— Start —
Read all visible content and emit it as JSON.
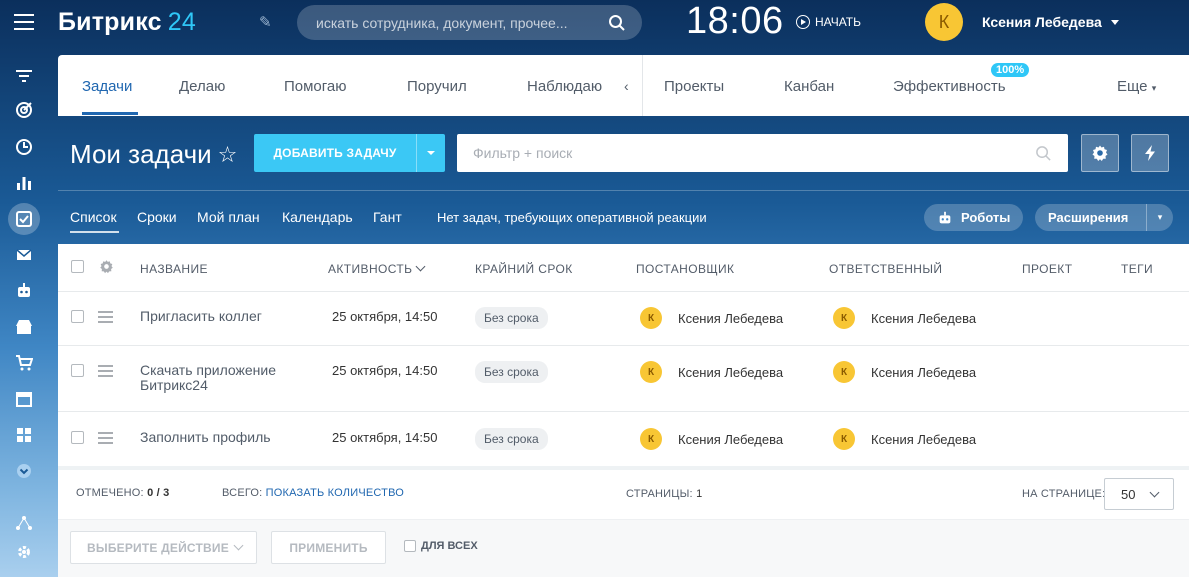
{
  "header": {
    "logo_text": "Битрикс",
    "logo_num": "24",
    "search_placeholder": "искать сотрудника, документ, прочее...",
    "clock": "18:06",
    "start_label": "НАЧАТЬ",
    "user_initial": "К",
    "user_name": "Ксения Лебедева"
  },
  "tabs": [
    {
      "label": "Задачи",
      "active": true
    },
    {
      "label": "Делаю"
    },
    {
      "label": "Помогаю"
    },
    {
      "label": "Поручил"
    },
    {
      "label": "Наблюдаю"
    },
    {
      "label": "Проекты"
    },
    {
      "label": "Канбан"
    },
    {
      "label": "Эффективность",
      "badge": "100%"
    },
    {
      "label": "Еще"
    }
  ],
  "page": {
    "title": "Мои задачи",
    "add_task_label": "ДОБАВИТЬ ЗАДАЧУ",
    "filter_placeholder": "Фильтр + поиск"
  },
  "views": {
    "items": [
      "Список",
      "Сроки",
      "Мой план",
      "Календарь",
      "Гант"
    ],
    "notice": "Нет задач, требующих оперативной реакции",
    "robots_label": "Роботы",
    "extensions_label": "Расширения"
  },
  "grid": {
    "columns": [
      "НАЗВАНИЕ",
      "АКТИВНОСТЬ",
      "КРАЙНИЙ СРОК",
      "ПОСТАНОВЩИК",
      "ОТВЕТСТВЕННЫЙ",
      "ПРОЕКТ",
      "ТЕГИ"
    ],
    "rows": [
      {
        "name": "Пригласить коллег",
        "activity": "25 октября, 14:50",
        "deadline": "Без срока",
        "creator_initial": "К",
        "creator": "Ксения Лебедева",
        "responsible_initial": "К",
        "responsible": "Ксения Лебедева"
      },
      {
        "name": "Скачать приложение Битрикс24",
        "activity": "25 октября, 14:50",
        "deadline": "Без срока",
        "creator_initial": "К",
        "creator": "Ксения Лебедева",
        "responsible_initial": "К",
        "responsible": "Ксения Лебедева"
      },
      {
        "name": "Заполнить профиль",
        "activity": "25 октября, 14:50",
        "deadline": "Без срока",
        "creator_initial": "К",
        "creator": "Ксения Лебедева",
        "responsible_initial": "К",
        "responsible": "Ксения Лебедева"
      }
    ]
  },
  "footer": {
    "checked_label": "ОТМЕЧЕНО:",
    "checked_value": "0 / 3",
    "total_label": "ВСЕГО:",
    "total_link": "ПОКАЗАТЬ КОЛИЧЕСТВО",
    "pages_label": "СТРАНИЦЫ:",
    "pages_value": "1",
    "per_page_label": "НА СТРАНИЦЕ:",
    "per_page_value": "50",
    "action_select": "ВЫБЕРИТЕ ДЕЙСТВИЕ",
    "apply_label": "ПРИМЕНИТЬ",
    "for_all_label": "ДЛЯ ВСЕХ"
  },
  "colors": {
    "accent": "#2067b0",
    "add_button": "#3bc8f5",
    "avatar": "#f8c634"
  }
}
— End —
> [Exercise]: Repeat the material verbatim. Do not carry over any picture.

> [Problem solution]:
Read all visible content and emit it as JSON.
{
  "header": {
    "logo_text": "Битрикс",
    "logo_num": "24",
    "search_placeholder": "искать сотрудника, документ, прочее...",
    "clock": "18:06",
    "start_label": "НАЧАТЬ",
    "user_initial": "К",
    "user_name": "Ксения Лебедева"
  },
  "tabs": [
    {
      "label": "Задачи",
      "active": true
    },
    {
      "label": "Делаю"
    },
    {
      "label": "Помогаю"
    },
    {
      "label": "Поручил"
    },
    {
      "label": "Наблюдаю"
    },
    {
      "label": "Проекты"
    },
    {
      "label": "Канбан"
    },
    {
      "label": "Эффективность",
      "badge": "100%"
    },
    {
      "label": "Еще"
    }
  ],
  "page": {
    "title": "Мои задачи",
    "add_task_label": "ДОБАВИТЬ ЗАДАЧУ",
    "filter_placeholder": "Фильтр + поиск"
  },
  "views": {
    "items": [
      "Список",
      "Сроки",
      "Мой план",
      "Календарь",
      "Гант"
    ],
    "notice": "Нет задач, требующих оперативной реакции",
    "robots_label": "Роботы",
    "extensions_label": "Расширения"
  },
  "grid": {
    "columns": [
      "НАЗВАНИЕ",
      "АКТИВНОСТЬ",
      "КРАЙНИЙ СРОК",
      "ПОСТАНОВЩИК",
      "ОТВЕТСТВЕННЫЙ",
      "ПРОЕКТ",
      "ТЕГИ"
    ],
    "rows": [
      {
        "name": "Пригласить коллег",
        "activity": "25 октября, 14:50",
        "deadline": "Без срока",
        "creator_initial": "К",
        "creator": "Ксения Лебедева",
        "responsible_initial": "К",
        "responsible": "Ксения Лебедева"
      },
      {
        "name": "Скачать приложение Битрикс24",
        "activity": "25 октября, 14:50",
        "deadline": "Без срока",
        "creator_initial": "К",
        "creator": "Ксения Лебедева",
        "responsible_initial": "К",
        "responsible": "Ксения Лебедева"
      },
      {
        "name": "Заполнить профиль",
        "activity": "25 октября, 14:50",
        "deadline": "Без срока",
        "creator_initial": "К",
        "creator": "Ксения Лебедева",
        "responsible_initial": "К",
        "responsible": "Ксения Лебедева"
      }
    ]
  },
  "footer": {
    "checked_label": "ОТМЕЧЕНО:",
    "checked_value": "0 / 3",
    "total_label": "ВСЕГО:",
    "total_link": "ПОКАЗАТЬ КОЛИЧЕСТВО",
    "pages_label": "СТРАНИЦЫ:",
    "pages_value": "1",
    "per_page_label": "НА СТРАНИЦЕ:",
    "per_page_value": "50",
    "action_select": "ВЫБЕРИТЕ ДЕЙСТВИЕ",
    "apply_label": "ПРИМЕНИТЬ",
    "for_all_label": "ДЛЯ ВСЕХ"
  },
  "colors": {
    "accent": "#2067b0",
    "add_button": "#3bc8f5",
    "avatar": "#f8c634"
  }
}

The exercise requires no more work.